Do this: Locate the lines of the listing below that hold "setting", then copy each of them.

-- begin Exercise inputs --

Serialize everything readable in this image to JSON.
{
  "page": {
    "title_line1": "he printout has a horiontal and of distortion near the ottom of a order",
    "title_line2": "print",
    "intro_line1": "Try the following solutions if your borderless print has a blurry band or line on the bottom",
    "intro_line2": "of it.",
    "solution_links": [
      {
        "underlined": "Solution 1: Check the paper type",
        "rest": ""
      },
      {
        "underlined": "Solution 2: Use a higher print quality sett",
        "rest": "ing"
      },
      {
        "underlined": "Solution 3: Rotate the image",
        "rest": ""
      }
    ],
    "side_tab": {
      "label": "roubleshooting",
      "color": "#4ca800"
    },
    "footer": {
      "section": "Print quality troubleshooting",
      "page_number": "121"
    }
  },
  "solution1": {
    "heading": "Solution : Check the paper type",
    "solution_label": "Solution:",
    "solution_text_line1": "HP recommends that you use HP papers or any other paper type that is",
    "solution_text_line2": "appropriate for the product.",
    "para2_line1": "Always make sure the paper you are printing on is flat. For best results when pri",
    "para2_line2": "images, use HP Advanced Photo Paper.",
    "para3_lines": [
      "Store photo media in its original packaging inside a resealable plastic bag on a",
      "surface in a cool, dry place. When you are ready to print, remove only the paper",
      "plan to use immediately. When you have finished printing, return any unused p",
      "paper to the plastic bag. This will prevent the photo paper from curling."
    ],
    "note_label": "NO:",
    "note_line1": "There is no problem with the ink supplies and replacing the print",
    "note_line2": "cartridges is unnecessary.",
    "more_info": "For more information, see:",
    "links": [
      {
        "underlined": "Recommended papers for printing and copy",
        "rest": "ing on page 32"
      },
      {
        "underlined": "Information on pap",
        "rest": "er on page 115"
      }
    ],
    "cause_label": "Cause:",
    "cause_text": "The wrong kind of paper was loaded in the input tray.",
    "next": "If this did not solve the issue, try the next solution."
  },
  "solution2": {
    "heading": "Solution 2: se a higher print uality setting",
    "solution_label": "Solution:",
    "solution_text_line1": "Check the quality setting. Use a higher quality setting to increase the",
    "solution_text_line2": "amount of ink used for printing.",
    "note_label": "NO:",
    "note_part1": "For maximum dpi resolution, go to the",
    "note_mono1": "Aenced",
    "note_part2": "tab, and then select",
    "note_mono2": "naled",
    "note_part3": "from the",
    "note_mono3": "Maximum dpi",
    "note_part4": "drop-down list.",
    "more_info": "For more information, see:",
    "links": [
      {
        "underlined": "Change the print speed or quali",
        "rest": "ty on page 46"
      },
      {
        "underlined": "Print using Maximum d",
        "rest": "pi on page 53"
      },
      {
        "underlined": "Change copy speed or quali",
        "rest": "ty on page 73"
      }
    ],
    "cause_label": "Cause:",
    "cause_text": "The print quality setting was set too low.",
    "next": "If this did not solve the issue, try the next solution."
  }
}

-- end Exercise inputs --

Response:
    "heading": "Solution 2: se a higher print uality setting",
    "solution_text_line1": "Check the quality setting. Use a higher quality setting to increase the",
    "cause_text": "The print quality setting was set too low.",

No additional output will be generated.